Given task:
Find every line below that contains the word "this" and copy it out.

Supplied material:

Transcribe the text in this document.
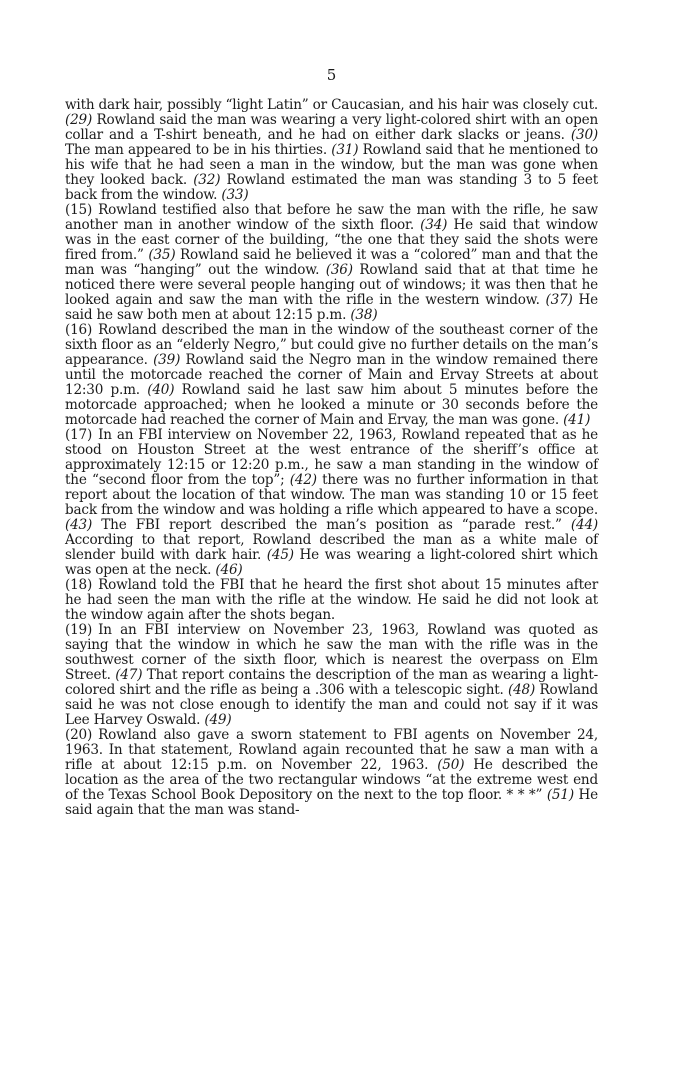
5

with dark hair, possibly “light Latin” or Caucasian, and his hair was closely cut. (29) Rowland said the man was wearing a very light-colored shirt with an open collar and a T-shirt beneath, and he had on either dark slacks or jeans. (30) The man appeared to be in his thirties. (31) Rowland said that he mentioned to his wife that he had seen a man in the window, but the man was gone when they looked back. (32) Rowland estimated the man was standing 3 to 5 feet back from the window. (33)

(15) Rowland testified also that before he saw the man with the rifle, he saw another man in another window of the sixth floor. (34) He said that window was in the east corner of the building, “the one that they said the shots were fired from.” (35) Rowland said he believed it was a “colored” man and that the man was “hanging” out the window. (36) Rowland said that at that time he noticed there were several people hanging out of windows; it was then that he looked again and saw the man with the rifle in the western window. (37) He said he saw both men at about 12:15 p.m. (38)

(16) Rowland described the man in the window of the southeast corner of the sixth floor as an “elderly Negro,” but could give no further details on the man’s appearance. (39) Rowland said the Negro man in the window remained there until the motorcade reached the corner of Main and Ervay Streets at about 12:30 p.m. (40) Rowland said he last saw him about 5 minutes before the motorcade approached; when he looked a minute or 30 seconds before the motorcade had reached the corner of Main and Ervay, the man was gone. (41)

(17) In an FBI interview on November 22, 1963, Rowland repeated that as he stood on Houston Street at the west entrance of the sheriff’s office at approximately 12:15 or 12:20 p.m., he saw a man standing in the window of the “second floor from the top”; (42) there was no further information in that report about the location of that window. The man was standing 10 or 15 feet back from the window and was holding a rifle which appeared to have a scope. (43) The FBI report described the man’s position as “parade rest.” (44) According to that report, Rowland described the man as a white male of slender build with dark hair. (45) He was wearing a light-colored shirt which was open at the neck. (46)

(18) Rowland told the FBI that he heard the first shot about 15 minutes after he had seen the man with the rifle at the window. He said he did not look at the window again after the shots began.

(19) In an FBI interview on November 23, 1963, Rowland was quoted as saying that the window in which he saw the man with the rifle was in the southwest corner of the sixth floor, which is nearest the overpass on Elm Street. (47) That report contains the description of the man as wearing a light-colored shirt and the rifle as being a .306 with a telescopic sight. (48) Rowland said he was not close enough to identify the man and could not say if it was Lee Harvey Oswald. (49)

(20) Rowland also gave a sworn statement to FBI agents on November 24, 1963. In that statement, Rowland again recounted that he saw a man with a rifle at about 12:15 p.m. on November 22, 1963. (50) He described the location as the area of the two rectangular windows “at the extreme west end of the Texas School Book Depository on the next to the top floor. * * *” (51) He said again that the man was stand-
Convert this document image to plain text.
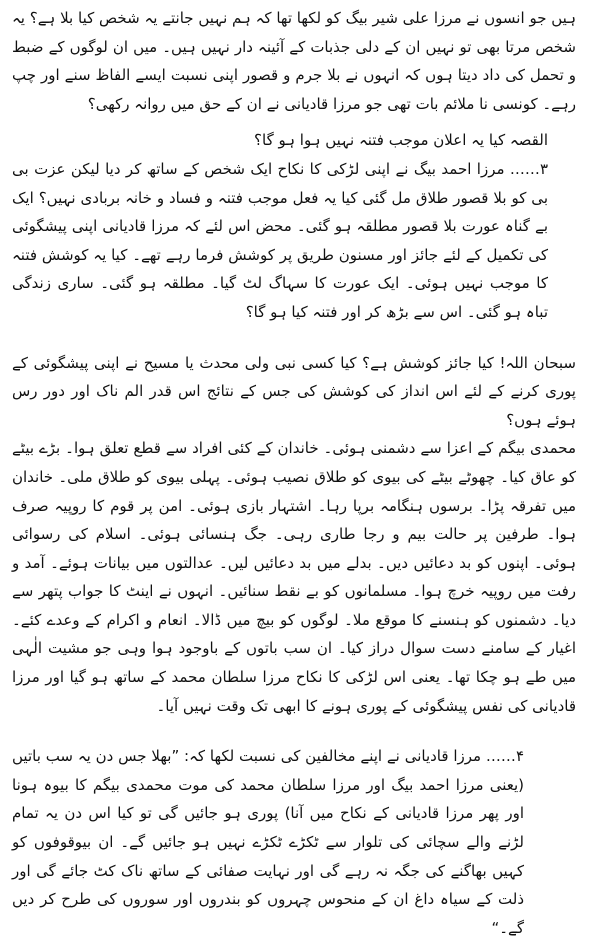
ہیں جو انسوں نے مرزا علی شیر بیگ کو لکھا تھا کہ ہم نہیں جانتے یہ شخص کیا بلا ہے؟ یہ شخص مرتا بھی تو نہیں ان کے دلی جذبات کے آئینہ دار نہیں ہیں۔ میں ان لوگوں کے ضبط و تحمل کی داد دیتا ہوں کہ انہوں نے بلا جرم و قصور اپنی نسبت ایسے الفاظ سنے اور چپ رہے۔ کونسی نا ملائم بات تھی جو مرزا قادیانی نے ان کے حق میں روانہ رکھی؟

القصہ کیا یہ اعلان موجب فتنہ نہیں ہوا ہو گا؟

۳…… مرزا احمد بیگ نے اپنی لڑکی کا نکاح ایک شخص کے ساتھ کر دیا لیکن عزت بی بی کو بلا قصور طلاق مل گئی کیا یہ فعل موجب فتنہ و فساد و خانہ بربادی نہیں؟ ایک بے گناہ عورت بلا قصور مطلقہ ہو گئی۔ محض اس لئے کہ مرزا قادیانی اپنی پیشگوئی کی تکمیل کے لئے جائز اور مسنون طریق پر کوشش فرما رہے تھے۔ کیا یہ کوشش فتنہ کا موجب نہیں ہوئی۔ ایک عورت کا سہاگ لٹ گیا۔ مطلقہ ہو گئی۔ ساری زندگی تباہ ہو گئی۔ اس سے بڑھ کر اور فتنہ کیا ہو گا؟

سبحان اللہ! کیا جائز کوشش ہے؟ کیا کسی نبی ولی محدث یا مسیح نے اپنی پیشگوئی کے پوری کرنے کے لئے اس انداز کی کوشش کی جس کے نتائج اس قدر الم ناک اور دور رس ہوئے ہوں؟

محمدی بیگم کے اعزا سے دشمنی ہوئی۔ خاندان کے کئی افراد سے قطع تعلق ہوا۔ بڑے بیٹے کو عاق کیا۔ چھوٹے بیٹے کی بیوی کو طلاق نصیب ہوئی۔ پہلی بیوی کو طلاق ملی۔ خاندان میں تفرقہ پڑا۔ برسوں ہنگامہ برپا رہا۔ اشتہار بازی ہوئی۔ امن پر قوم کا روپیہ صرف ہوا۔ طرفین پر حالت بیم و رجا طاری رہی۔ جگ ہنسائی ہوئی۔ اسلام کی رسوائی ہوئی۔ اپنوں کو بد دعائیں دیں۔ بدلے میں بد دعائیں لیں۔ عدالتوں میں بیانات ہوئے۔ آمد و رفت میں روپیہ خرچ ہوا۔ مسلمانوں کو بے نقط سنائیں۔ انہوں نے اینٹ کا جواب پتھر سے دیا۔ دشمنوں کو ہنسنے کا موقع ملا۔ لوگوں کو بیچ میں ڈالا۔ انعام و اکرام کے وعدے کئے۔ اغیار کے سامنے دست سوال دراز کیا۔ ان سب باتوں کے باوجود ہوا وہی جو مشیت الٰہی میں طے ہو چکا تھا۔ یعنی اس لڑکی کا نکاح مرزا سلطان محمد کے ساتھ ہو گیا اور مرزا قادیانی کی نفس پیشگوئی کے پوری ہونے کا ابھی تک وقت نہیں آیا۔

۴…… مرزا قادیانی نے اپنے مخالفین کی نسبت لکھا کہ: ”بھلا جس دن یہ سب باتیں (یعنی مرزا احمد بیگ اور مرزا سلطان محمد کی موت محمدی بیگم کا بیوہ ہونا اور پھر مرزا قادیانی کے نکاح میں آنا) پوری ہو جائیں گی تو کیا اس دن یہ تمام لڑنے والے سچائی کی تلوار سے ٹکڑے ٹکڑے نہیں ہو جائیں گے۔ ان بیوقوفوں کو کہیں بھاگنے کی جگہ نہ رہے گی اور نہایت صفائی کے ساتھ ناک کٹ جائے گی اور ذلت کے سیاہ داغ ان کے منحوس چہروں کو بندروں اور سوروں کی طرح کر دیں گے۔“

Solution:
Transcribe the text in this document.
Convert this document image to plain text.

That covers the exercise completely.